- _TEXT SEGMENT_:
2007 GSA Denver Annual Meeting (28–31 October 2007)

Paper No. 9
Presentation Time: 3:30 PM

OBSERVING MIDDLE TRIASSIC RECOVERY INTERVALS


BONUSO, Nicole, Department of Geological Sciences, California State Univeristy, Fullerton, 800 N State College Blvd, Fullerton, CA 92834-6850, nbonuso@fullerton.edu

We live at a time of rapid environmental change, resulting largely from anthropogenic activities, and a concomitant, accelerating rate of habitat loss and species extinctions. Alarmingly we do not fully understand, and therefore cannot predict, the ultimate consequences of tampering with global diversity. Understanding how modern ecosystems might function in light of the modern biodiversity crisis is of global importance. Recent diversity studies in ancient communities present overall patterns of extinction and survival. However, to understand the driving mechanisms behind the existing global diversity patterns further, scientists need to investigate communities during past episodes of extinction and biotic recovery within an ecological context. Much of the postextinction paleoecological work focuses on the survival interval, the immediate time periods following the mass extinction. Analyses such as these provide integral details concerning the consequences of mass extinction; however, the effects of mass extinction extend beyond the survival phase. Recent research indicates that some genera experience survival without recovery after a mass extinction concluding that since many survivors do not participate in postrecovery diversification the effects of mass extinctions extend beyond the tallied losses and survivors at the crisis boundary. Despite these results, little attention has focused on the ecological patterns of the Middle Triassic recovery phase. Therefore, to gain a fuller understand of the long-term effects of end-Permian mass extinction, including the transitional period from the “Paleozoic” to the “Modern” fauna, it is imperative to document the recovery interval of the end-Permian mass extinction. Recent work in the Canadian Rockies and in the Western United States tests the hypothesis that the spatial and temporal patterns of the end-Permian mass extinction recovery interval are far more complex than simply refilling emptied ecological niches.

- _DATA EXTRACT_:
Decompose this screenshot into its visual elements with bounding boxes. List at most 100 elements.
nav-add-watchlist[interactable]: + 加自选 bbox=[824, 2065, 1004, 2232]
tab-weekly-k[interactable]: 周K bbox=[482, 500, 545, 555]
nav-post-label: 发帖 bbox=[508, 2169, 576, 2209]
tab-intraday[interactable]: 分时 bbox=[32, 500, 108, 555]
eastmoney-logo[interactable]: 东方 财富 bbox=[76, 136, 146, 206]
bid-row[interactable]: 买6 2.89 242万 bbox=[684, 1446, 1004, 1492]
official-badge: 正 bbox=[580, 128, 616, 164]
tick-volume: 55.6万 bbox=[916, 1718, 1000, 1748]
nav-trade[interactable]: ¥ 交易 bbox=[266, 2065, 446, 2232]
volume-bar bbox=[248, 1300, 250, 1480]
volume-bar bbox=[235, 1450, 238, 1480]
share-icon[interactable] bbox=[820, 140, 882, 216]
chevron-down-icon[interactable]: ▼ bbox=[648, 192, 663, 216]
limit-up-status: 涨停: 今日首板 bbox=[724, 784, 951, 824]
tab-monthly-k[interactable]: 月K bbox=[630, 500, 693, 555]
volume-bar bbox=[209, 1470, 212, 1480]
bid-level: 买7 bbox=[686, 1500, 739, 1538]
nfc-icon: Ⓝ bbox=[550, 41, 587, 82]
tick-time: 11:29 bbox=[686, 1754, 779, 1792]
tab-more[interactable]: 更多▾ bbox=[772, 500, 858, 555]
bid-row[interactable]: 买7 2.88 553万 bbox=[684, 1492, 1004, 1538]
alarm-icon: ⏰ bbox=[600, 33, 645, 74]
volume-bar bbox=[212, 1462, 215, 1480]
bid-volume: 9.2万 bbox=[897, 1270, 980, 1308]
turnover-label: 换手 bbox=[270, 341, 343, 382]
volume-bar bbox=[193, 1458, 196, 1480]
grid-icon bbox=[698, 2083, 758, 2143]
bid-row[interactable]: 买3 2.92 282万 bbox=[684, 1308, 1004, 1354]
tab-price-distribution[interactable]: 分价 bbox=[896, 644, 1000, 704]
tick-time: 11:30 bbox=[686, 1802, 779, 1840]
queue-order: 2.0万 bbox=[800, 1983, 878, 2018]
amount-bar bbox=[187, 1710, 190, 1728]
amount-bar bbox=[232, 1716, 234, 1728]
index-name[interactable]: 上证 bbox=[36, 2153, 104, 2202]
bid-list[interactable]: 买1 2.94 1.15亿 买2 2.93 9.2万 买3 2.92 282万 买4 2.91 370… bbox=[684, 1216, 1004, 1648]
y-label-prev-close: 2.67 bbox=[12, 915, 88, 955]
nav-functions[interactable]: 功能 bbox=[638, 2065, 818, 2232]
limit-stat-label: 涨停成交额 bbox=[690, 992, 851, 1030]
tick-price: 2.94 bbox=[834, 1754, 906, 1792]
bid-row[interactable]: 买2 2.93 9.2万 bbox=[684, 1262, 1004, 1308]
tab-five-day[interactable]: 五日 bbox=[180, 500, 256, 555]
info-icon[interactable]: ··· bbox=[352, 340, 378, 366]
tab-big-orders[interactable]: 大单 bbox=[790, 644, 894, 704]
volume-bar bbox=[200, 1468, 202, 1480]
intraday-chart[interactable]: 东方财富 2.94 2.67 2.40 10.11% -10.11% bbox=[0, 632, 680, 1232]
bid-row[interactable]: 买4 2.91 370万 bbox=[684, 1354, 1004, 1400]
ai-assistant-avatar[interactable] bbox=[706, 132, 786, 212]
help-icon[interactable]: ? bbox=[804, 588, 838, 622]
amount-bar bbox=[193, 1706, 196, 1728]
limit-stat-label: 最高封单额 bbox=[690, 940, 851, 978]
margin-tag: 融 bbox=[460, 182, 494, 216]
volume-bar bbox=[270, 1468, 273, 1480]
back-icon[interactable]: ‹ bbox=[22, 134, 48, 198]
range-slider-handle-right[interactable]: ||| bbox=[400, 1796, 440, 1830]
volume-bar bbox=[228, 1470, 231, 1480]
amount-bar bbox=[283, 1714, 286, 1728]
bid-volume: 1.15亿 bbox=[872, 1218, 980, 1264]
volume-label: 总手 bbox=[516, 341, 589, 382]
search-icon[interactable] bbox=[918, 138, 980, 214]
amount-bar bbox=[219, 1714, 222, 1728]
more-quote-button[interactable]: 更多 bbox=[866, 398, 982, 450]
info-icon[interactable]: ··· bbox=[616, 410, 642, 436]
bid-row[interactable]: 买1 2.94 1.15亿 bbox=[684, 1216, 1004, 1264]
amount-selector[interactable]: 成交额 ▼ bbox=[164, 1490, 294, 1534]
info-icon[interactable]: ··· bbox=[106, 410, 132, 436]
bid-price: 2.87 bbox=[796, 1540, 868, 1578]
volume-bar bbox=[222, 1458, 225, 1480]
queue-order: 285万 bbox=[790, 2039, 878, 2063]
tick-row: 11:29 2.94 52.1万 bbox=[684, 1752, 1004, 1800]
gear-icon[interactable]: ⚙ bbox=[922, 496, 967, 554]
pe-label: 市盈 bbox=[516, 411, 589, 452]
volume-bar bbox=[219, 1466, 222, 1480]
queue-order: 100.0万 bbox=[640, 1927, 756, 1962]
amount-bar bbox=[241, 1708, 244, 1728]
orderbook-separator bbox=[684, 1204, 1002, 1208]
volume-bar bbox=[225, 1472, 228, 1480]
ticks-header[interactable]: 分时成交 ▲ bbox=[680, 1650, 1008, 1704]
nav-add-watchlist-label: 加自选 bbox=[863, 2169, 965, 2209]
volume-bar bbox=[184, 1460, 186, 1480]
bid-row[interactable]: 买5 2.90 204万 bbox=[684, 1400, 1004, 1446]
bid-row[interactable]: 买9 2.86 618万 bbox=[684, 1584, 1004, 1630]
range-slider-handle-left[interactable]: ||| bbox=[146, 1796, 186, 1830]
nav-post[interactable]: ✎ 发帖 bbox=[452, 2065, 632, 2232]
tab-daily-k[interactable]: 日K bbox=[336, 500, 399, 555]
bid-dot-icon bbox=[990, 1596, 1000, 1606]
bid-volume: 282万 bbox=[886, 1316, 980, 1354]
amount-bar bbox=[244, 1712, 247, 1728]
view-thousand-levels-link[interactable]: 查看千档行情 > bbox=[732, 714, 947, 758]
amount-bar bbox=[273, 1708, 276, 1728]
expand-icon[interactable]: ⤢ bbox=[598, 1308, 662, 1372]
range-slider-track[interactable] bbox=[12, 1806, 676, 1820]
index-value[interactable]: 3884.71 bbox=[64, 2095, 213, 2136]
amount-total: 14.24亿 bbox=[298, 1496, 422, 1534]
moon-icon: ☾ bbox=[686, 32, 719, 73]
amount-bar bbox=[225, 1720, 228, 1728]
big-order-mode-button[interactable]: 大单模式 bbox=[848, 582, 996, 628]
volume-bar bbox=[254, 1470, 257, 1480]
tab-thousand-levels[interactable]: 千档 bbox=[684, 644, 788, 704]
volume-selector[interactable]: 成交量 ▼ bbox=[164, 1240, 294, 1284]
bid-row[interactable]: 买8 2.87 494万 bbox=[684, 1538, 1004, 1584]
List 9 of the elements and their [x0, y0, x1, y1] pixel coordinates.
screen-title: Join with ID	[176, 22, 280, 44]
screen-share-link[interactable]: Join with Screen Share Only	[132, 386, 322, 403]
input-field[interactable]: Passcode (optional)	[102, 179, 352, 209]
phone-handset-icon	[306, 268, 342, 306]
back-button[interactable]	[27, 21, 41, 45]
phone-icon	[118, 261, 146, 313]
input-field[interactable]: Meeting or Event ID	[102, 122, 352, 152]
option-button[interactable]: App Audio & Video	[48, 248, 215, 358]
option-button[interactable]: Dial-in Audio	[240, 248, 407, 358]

- _GOAL OF THE EXERCISE_: In the abstract on Middle Triassic recovery intervals, where does recent work test the hypothesis about the end-Permian recovery interval?

- _SOLUTION TO THIS TASK_: In the Canadian Rockies and in the Western United States.